▶ [Data in this exercise]:
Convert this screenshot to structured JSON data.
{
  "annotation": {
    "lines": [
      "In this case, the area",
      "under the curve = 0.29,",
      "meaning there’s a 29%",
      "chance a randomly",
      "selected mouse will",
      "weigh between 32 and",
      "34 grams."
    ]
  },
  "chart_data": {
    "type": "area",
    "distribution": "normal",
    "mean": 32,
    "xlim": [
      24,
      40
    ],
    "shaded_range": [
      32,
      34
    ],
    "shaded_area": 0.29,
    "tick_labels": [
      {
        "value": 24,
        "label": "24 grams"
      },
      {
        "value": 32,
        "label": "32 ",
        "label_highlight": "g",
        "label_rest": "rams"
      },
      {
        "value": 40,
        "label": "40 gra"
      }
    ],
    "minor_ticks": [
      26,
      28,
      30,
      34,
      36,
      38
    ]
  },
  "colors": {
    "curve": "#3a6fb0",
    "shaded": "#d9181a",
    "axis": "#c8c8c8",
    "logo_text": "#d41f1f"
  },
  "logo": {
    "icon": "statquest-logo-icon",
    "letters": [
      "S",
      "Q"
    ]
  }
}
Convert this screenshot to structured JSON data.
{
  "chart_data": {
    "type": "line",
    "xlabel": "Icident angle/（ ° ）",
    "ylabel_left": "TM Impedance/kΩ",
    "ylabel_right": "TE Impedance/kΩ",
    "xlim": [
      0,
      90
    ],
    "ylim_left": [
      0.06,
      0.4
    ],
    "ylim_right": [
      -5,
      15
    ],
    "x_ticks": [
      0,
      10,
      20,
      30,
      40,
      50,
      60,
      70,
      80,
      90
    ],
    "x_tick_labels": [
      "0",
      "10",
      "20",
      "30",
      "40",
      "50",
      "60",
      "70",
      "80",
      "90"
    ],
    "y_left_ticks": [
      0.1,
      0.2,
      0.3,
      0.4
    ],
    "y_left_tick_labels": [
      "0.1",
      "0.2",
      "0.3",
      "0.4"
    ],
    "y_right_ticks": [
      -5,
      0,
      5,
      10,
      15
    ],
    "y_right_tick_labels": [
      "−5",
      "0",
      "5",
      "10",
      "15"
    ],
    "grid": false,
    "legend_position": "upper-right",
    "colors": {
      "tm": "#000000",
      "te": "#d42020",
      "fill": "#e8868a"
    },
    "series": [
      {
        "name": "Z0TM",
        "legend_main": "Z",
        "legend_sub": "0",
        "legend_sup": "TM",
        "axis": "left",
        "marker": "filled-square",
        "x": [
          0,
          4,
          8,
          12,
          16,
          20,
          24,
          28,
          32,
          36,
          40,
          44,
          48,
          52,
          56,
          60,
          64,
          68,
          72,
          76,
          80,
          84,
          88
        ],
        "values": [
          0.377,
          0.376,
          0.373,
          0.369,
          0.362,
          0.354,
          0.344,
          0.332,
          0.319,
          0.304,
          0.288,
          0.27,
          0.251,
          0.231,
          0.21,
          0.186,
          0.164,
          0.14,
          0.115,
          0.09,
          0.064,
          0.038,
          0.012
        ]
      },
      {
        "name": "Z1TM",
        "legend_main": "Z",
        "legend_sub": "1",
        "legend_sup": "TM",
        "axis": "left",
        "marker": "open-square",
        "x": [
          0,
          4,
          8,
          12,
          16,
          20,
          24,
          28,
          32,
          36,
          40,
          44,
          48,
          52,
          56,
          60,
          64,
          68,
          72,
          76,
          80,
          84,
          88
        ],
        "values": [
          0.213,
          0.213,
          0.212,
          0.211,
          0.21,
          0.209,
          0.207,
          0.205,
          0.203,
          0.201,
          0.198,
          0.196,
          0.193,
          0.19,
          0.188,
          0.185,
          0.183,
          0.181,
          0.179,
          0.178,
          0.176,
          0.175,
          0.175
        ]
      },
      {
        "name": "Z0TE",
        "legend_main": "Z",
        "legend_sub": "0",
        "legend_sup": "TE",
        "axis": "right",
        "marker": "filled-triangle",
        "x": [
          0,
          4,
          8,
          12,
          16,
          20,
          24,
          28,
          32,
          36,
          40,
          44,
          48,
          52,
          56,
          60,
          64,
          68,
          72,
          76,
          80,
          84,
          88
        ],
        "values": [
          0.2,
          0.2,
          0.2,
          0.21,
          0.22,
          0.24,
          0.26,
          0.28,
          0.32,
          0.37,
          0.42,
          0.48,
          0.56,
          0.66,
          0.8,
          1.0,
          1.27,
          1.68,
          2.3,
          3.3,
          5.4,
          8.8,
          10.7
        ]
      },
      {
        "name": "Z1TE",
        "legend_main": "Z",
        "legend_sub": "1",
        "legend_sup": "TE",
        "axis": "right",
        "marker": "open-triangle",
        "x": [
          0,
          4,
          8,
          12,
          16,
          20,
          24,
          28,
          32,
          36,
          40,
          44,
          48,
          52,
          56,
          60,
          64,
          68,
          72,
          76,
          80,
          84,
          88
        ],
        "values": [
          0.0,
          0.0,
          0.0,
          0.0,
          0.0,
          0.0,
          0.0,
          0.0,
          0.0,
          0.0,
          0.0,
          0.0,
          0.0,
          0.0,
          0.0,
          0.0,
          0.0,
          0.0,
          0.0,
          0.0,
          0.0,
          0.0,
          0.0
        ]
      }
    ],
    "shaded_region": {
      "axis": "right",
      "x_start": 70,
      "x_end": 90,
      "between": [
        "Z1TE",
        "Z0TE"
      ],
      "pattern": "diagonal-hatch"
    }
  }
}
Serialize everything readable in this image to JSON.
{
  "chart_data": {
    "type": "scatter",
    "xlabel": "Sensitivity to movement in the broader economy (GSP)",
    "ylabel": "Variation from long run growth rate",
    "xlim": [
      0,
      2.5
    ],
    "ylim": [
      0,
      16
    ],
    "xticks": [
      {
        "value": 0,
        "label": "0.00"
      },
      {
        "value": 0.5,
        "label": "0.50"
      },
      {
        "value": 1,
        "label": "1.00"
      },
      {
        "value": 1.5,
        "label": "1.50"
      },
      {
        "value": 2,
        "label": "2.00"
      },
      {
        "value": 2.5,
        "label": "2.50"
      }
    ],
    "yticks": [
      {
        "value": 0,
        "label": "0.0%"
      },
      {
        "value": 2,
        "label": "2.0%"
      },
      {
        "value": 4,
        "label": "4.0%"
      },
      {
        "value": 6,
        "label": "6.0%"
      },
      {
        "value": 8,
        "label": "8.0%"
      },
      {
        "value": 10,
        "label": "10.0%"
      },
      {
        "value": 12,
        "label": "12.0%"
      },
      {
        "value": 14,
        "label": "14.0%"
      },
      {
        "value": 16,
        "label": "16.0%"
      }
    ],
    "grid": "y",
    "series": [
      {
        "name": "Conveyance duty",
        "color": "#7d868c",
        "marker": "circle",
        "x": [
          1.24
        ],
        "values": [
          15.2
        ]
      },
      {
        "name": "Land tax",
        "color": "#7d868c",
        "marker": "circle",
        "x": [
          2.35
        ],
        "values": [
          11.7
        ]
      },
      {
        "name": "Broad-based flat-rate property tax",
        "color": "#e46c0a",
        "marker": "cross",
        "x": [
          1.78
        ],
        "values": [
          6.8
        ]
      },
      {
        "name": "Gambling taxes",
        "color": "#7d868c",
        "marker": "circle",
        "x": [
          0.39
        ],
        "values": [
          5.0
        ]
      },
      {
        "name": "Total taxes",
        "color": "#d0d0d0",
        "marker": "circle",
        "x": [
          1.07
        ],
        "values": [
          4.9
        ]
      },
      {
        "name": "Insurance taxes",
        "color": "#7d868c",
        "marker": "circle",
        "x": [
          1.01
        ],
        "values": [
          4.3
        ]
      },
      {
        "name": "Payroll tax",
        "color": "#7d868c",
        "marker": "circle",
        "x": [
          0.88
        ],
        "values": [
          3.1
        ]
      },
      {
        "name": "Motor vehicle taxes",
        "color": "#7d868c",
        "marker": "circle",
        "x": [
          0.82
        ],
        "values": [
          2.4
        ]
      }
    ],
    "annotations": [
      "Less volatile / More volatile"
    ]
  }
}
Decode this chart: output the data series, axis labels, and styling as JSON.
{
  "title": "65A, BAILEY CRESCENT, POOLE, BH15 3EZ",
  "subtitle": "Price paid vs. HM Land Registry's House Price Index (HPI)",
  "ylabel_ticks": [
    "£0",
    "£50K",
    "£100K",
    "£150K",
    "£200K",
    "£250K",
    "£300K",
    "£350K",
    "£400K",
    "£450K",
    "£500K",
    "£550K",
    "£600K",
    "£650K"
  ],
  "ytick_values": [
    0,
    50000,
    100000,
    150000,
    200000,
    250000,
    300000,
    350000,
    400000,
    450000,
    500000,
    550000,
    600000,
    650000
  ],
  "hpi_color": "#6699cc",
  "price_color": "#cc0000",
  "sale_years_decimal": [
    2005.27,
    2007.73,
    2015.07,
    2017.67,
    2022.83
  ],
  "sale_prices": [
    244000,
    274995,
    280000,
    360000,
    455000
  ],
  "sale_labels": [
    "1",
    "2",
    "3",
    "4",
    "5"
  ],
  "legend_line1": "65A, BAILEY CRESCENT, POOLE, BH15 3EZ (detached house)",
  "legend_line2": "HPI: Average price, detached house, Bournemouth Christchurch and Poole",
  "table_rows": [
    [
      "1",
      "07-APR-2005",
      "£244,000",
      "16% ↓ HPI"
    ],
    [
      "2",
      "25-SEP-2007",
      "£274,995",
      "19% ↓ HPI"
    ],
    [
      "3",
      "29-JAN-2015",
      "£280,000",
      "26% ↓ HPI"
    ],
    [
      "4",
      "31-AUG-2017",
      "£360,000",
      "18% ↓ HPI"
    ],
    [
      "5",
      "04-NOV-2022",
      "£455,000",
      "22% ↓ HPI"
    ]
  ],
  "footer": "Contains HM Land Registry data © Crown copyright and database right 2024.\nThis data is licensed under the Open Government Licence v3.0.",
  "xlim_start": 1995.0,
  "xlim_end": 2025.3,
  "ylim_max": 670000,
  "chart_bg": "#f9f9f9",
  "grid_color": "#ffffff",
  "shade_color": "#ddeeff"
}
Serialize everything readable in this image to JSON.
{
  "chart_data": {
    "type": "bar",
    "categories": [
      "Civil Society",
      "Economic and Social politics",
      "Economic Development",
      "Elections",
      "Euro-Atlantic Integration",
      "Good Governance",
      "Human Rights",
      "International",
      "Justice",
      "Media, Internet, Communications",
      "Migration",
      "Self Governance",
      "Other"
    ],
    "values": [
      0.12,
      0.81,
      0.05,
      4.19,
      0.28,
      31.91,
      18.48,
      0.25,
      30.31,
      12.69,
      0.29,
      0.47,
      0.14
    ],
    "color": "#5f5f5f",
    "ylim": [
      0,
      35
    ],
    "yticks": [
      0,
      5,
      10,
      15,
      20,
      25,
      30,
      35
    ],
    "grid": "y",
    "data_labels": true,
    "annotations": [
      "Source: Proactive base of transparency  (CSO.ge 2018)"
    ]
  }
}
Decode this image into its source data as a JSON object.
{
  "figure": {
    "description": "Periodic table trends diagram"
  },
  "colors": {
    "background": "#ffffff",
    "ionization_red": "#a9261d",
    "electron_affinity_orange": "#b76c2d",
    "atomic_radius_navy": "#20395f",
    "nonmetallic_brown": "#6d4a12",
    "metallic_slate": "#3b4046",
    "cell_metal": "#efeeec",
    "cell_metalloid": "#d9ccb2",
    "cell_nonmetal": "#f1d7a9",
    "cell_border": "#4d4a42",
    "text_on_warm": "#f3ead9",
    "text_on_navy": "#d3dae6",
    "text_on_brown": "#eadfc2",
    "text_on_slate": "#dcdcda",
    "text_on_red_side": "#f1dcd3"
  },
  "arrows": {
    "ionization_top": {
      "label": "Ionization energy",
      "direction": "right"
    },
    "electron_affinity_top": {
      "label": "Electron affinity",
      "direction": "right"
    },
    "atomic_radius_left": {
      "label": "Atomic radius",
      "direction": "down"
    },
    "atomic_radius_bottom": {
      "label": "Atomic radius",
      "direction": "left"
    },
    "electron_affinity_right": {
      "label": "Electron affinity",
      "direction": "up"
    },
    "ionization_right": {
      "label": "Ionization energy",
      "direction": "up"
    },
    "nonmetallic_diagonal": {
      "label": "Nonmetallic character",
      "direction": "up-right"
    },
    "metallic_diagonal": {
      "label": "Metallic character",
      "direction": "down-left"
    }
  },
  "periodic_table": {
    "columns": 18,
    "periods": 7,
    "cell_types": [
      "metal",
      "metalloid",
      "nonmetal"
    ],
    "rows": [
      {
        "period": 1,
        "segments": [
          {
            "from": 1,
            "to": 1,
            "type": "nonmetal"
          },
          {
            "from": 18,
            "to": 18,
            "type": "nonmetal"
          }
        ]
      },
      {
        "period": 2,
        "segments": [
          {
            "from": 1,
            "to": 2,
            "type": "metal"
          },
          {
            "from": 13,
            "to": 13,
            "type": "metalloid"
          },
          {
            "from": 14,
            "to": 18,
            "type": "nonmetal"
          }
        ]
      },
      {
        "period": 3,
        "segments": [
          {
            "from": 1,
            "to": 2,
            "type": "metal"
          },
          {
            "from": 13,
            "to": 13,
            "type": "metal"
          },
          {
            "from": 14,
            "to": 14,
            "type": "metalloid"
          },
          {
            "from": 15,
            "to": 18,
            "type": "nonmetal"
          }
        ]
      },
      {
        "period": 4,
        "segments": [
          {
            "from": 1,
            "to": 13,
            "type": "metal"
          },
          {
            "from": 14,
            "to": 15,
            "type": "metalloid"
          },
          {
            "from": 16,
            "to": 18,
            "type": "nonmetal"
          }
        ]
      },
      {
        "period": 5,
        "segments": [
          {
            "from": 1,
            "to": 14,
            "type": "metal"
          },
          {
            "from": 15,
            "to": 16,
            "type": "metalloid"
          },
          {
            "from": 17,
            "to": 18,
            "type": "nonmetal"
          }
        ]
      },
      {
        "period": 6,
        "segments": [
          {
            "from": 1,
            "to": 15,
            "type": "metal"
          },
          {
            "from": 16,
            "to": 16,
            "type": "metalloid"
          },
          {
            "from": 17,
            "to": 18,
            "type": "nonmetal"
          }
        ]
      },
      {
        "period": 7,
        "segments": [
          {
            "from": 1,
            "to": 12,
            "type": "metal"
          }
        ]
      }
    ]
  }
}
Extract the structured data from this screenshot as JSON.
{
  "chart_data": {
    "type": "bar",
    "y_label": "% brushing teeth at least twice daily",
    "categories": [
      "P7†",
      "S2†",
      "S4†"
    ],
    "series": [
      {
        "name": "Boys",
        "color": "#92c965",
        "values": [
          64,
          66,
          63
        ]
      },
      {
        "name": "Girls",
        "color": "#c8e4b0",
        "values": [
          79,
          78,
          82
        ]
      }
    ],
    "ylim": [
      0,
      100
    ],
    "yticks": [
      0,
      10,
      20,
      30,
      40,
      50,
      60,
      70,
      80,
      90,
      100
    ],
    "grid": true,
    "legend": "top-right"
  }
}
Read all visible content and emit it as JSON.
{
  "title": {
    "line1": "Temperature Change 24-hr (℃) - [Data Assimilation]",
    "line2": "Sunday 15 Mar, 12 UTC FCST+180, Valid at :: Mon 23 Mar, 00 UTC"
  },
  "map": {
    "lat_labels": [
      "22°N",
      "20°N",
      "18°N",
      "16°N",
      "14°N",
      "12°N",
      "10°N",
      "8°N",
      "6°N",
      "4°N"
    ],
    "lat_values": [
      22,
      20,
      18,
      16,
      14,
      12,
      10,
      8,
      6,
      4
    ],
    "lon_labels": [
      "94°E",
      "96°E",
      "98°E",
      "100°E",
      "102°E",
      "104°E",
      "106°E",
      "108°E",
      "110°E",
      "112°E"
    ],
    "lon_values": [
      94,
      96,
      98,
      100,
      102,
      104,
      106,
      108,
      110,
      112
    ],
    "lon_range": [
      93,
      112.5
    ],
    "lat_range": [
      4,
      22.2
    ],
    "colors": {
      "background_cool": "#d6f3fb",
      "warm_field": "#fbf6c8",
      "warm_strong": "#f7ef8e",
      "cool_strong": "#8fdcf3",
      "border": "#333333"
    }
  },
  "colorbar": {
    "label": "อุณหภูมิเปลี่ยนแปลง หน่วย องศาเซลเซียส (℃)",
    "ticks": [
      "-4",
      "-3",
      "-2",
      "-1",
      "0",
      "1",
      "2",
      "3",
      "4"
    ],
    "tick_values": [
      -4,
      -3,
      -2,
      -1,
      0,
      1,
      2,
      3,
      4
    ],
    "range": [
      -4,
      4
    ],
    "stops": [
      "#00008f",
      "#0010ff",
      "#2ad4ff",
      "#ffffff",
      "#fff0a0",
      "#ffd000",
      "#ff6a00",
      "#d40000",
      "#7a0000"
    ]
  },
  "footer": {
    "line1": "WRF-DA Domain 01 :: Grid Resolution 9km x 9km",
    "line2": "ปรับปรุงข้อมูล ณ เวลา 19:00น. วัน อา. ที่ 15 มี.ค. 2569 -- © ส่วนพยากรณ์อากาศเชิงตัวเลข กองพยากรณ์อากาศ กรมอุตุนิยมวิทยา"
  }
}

▶ [Set exercise]:
Extract, from the material above, each line holding the word "character".

▶ [Result of the exercise]:
      "label": "Nonmetallic character",
      "label": "Metallic character",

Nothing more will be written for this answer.